→ **WHAT NEEDS TO BE DONE**
Reproduce the records below exactly as they appear.

--- START THE DATA ---

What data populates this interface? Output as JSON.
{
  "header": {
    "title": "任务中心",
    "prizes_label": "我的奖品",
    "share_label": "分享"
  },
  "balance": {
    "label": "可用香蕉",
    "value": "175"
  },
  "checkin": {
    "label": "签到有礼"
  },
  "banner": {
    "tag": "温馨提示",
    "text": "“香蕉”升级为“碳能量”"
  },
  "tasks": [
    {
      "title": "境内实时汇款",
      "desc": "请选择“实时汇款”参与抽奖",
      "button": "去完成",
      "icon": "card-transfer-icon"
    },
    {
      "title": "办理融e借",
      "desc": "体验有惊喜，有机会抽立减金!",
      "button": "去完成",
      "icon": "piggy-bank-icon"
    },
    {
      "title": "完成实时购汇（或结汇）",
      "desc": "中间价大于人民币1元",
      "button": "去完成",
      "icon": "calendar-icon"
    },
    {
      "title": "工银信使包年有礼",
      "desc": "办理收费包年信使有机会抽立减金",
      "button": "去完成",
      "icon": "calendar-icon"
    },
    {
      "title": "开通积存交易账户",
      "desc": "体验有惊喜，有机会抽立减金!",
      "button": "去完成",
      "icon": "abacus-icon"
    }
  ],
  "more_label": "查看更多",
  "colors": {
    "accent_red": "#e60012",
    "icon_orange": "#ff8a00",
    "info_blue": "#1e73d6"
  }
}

--- END THE DATA ---

→ **EXPECTED ANSWER**
What data populates this interface? Output as JSON.
{
  "header": {
    "title": "任务中心",
    "prizes_label": "我的奖品",
    "share_label": "分享"
  },
  "balance": {
    "label": "可用香蕉",
    "value": "175"
  },
  "checkin": {
    "label": "签到有礼"
  },
  "banner": {
    "tag": "温馨提示",
    "text": "“香蕉”升级为“碳能量”"
  },
  "tasks": [
    {
      "title": "境内实时汇款",
      "desc": "请选择“实时汇款”参与抽奖",
      "button": "去完成",
      "icon": "card-transfer-icon"
    },
    {
      "title": "办理融e借",
      "desc": "体验有惊喜，有机会抽立减金!",
      "button": "去完成",
      "icon": "piggy-bank-icon"
    },
    {
      "title": "完成实时购汇（或结汇）",
      "desc": "中间价大于人民币1元",
      "button": "去完成",
      "icon": "calendar-icon"
    },
    {
      "title": "工银信使包年有礼",
      "desc": "办理收费包年信使有机会抽立减金",
      "button": "去完成",
      "icon": "calendar-icon"
    },
    {
      "title": "开通积存交易账户",
      "desc": "体验有惊喜，有机会抽立减金!",
      "button": "去完成",
      "icon": "abacus-icon"
    }
  ],
  "more_label": "查看更多",
  "colors": {
    "accent_red": "#e60012",
    "icon_orange": "#ff8a00",
    "info_blue": "#1e73d6"
  }
}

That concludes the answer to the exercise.